* [Dataset entries]
--------------------------------
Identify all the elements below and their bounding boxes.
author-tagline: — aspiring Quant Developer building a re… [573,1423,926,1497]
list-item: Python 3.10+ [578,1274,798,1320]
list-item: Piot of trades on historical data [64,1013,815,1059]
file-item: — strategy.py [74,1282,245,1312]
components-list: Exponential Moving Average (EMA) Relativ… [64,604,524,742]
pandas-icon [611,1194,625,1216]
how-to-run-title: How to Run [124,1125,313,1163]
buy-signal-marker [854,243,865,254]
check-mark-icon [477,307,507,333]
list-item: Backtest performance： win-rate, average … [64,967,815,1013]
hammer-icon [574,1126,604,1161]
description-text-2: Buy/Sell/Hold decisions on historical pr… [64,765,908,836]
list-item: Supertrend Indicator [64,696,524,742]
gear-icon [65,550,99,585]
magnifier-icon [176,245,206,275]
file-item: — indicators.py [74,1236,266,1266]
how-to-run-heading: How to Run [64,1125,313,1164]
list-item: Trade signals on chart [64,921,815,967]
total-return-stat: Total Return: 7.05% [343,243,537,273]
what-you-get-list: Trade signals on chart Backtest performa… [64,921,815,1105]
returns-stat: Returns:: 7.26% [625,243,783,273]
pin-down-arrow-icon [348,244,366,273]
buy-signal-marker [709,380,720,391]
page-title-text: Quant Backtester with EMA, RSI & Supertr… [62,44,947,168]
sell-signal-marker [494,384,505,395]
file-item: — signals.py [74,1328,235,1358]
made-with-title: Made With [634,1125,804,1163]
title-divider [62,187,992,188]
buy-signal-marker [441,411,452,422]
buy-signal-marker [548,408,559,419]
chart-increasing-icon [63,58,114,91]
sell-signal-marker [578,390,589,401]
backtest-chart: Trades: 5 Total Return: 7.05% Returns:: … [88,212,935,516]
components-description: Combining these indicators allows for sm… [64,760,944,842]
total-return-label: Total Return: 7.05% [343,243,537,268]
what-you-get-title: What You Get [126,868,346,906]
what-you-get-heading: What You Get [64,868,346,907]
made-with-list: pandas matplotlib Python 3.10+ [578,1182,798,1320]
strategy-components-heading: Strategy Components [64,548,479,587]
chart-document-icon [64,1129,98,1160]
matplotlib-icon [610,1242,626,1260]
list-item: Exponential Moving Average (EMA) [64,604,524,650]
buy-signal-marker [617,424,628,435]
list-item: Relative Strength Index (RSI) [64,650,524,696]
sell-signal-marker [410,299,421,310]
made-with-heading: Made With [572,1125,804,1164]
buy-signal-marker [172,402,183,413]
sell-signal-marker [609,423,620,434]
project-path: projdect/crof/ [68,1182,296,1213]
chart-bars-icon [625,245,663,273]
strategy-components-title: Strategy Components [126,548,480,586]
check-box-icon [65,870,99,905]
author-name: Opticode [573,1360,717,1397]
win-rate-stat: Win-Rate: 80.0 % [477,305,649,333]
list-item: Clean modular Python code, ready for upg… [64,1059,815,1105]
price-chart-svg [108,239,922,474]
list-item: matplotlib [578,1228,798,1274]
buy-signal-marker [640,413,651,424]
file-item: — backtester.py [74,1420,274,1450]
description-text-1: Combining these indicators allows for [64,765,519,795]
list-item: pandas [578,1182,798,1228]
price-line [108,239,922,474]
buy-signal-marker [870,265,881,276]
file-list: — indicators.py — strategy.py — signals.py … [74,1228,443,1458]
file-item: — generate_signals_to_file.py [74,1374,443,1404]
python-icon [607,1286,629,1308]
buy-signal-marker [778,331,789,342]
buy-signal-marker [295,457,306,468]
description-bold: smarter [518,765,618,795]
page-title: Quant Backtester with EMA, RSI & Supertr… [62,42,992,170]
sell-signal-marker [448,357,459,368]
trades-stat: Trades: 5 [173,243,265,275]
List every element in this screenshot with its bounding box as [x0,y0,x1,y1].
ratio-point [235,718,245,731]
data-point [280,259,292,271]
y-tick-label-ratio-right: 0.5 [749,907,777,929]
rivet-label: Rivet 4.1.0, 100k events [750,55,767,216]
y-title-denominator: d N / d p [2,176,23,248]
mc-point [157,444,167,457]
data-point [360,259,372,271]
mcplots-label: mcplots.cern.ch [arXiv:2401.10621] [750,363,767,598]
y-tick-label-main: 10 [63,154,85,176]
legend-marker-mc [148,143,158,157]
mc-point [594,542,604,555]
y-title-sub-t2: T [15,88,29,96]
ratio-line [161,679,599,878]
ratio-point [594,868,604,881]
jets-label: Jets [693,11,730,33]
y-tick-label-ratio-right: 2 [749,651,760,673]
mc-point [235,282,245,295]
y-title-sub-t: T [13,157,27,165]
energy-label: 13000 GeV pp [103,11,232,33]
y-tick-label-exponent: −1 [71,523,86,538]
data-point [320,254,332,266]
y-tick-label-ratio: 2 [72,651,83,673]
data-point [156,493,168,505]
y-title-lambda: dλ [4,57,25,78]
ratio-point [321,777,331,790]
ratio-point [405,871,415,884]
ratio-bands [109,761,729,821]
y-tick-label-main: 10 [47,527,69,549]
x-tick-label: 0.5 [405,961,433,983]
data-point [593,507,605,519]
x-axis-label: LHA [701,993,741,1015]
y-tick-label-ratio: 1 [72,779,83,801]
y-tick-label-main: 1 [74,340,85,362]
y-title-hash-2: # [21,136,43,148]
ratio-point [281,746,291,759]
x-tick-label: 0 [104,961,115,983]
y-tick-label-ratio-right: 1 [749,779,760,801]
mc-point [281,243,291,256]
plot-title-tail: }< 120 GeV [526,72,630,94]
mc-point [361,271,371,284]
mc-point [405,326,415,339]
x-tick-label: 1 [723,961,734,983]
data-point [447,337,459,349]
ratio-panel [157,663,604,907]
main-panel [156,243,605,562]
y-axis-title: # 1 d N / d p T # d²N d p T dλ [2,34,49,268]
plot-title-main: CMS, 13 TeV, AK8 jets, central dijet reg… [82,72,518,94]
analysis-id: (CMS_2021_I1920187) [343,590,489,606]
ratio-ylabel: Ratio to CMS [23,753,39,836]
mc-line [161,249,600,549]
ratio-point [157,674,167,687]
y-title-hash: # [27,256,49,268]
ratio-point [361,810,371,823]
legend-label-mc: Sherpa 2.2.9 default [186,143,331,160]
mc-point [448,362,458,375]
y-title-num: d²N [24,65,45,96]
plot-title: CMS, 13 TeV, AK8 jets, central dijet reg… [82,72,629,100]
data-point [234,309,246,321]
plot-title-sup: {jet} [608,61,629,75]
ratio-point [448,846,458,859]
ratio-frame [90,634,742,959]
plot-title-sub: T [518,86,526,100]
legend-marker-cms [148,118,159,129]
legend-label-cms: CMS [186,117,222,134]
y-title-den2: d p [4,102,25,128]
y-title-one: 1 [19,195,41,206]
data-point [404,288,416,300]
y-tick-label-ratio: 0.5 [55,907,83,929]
--------------------------------
* [Given task] Copy everything from the start of the material down through the line containing "list-item: Piot of", swapping "aspiring" for "junior" and leaving the rest unchanged.

* [Exercise answer]
Identify all the elements below and their bounding boxes.
author-tagline: — junior Quant Developer building a re… [573,1423,926,1497]
list-item: Python 3.10+ [578,1274,798,1320]
list-item: Piot of trades on historical data [64,1013,815,1059]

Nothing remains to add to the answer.